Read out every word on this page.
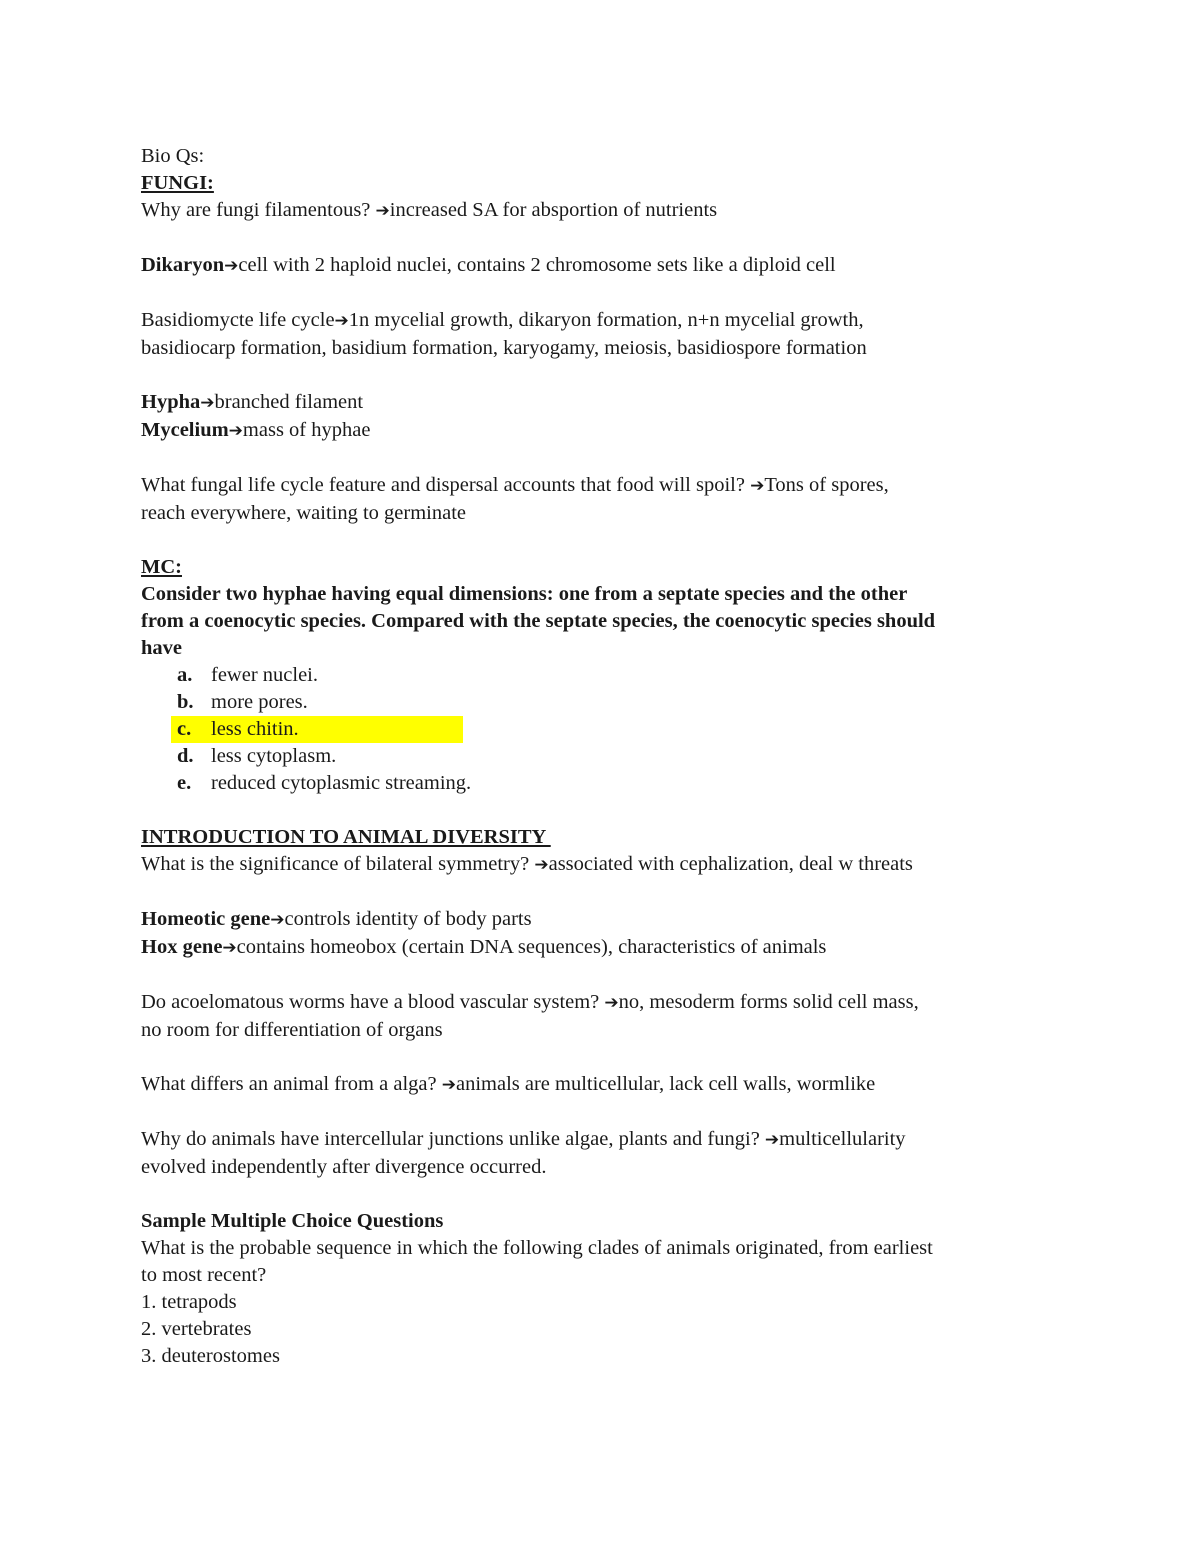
Bio Qs:
FUNGI:
Why are fungi filamentous? ➔increased SA for absportion of nutrients
Dikaryon➔cell with 2 haploid nuclei, contains 2 chromosome sets like a diploid cell
Basidiomycte life cycle➔1n mycelial growth, dikaryon formation, n+n mycelial growth,
basidiocarp formation, basidium formation, karyogamy, meiosis, basidiospore formation
Hypha➔branched filament
Mycelium➔mass of hyphae
What fungal life cycle feature and dispersal accounts that food will spoil? ➔Tons of spores,
reach everywhere, waiting to germinate
MC:
Consider two hyphae having equal dimensions: one from a septate species and the other
from a coenocytic species. Compared with the septate species, the coenocytic species should
have
a. fewer nuclei.
b. more pores.
c. less chitin.
d. less cytoplasm.
e. reduced cytoplasmic streaming.
INTRODUCTION TO ANIMAL DIVERSITY
What is the significance of bilateral symmetry? ➔associated with cephalization, deal w threats
Homeotic gene➔controls identity of body parts
Hox gene➔contains homeobox (certain DNA sequences), characteristics of animals
Do acoelomatous worms have a blood vascular system? ➔no, mesoderm forms solid cell mass,
no room for differentiation of organs
What differs an animal from a alga? ➔animals are multicellular, lack cell walls, wormlike
Why do animals have intercellular junctions unlike algae, plants and fungi? ➔multicellularity
evolved independently after divergence occurred.
Sample Multiple Choice Questions
What is the probable sequence in which the following clades of animals originated, from earliest
to most recent?
1. tetrapods
2. vertebrates
3. deuterostomes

************

◆ **Directive**
Each line in the listing above that contains "with" should be copied.

◆ **Response to this exercise**
Dikaryon➔cell with 2 haploid nuclei, contains 2 chromosome sets like a diploid cell
from a coenocytic species. Compared with the septate species, the coenocytic species should
What is the significance of bilateral symmetry? ➔associated with cephalization, deal w threats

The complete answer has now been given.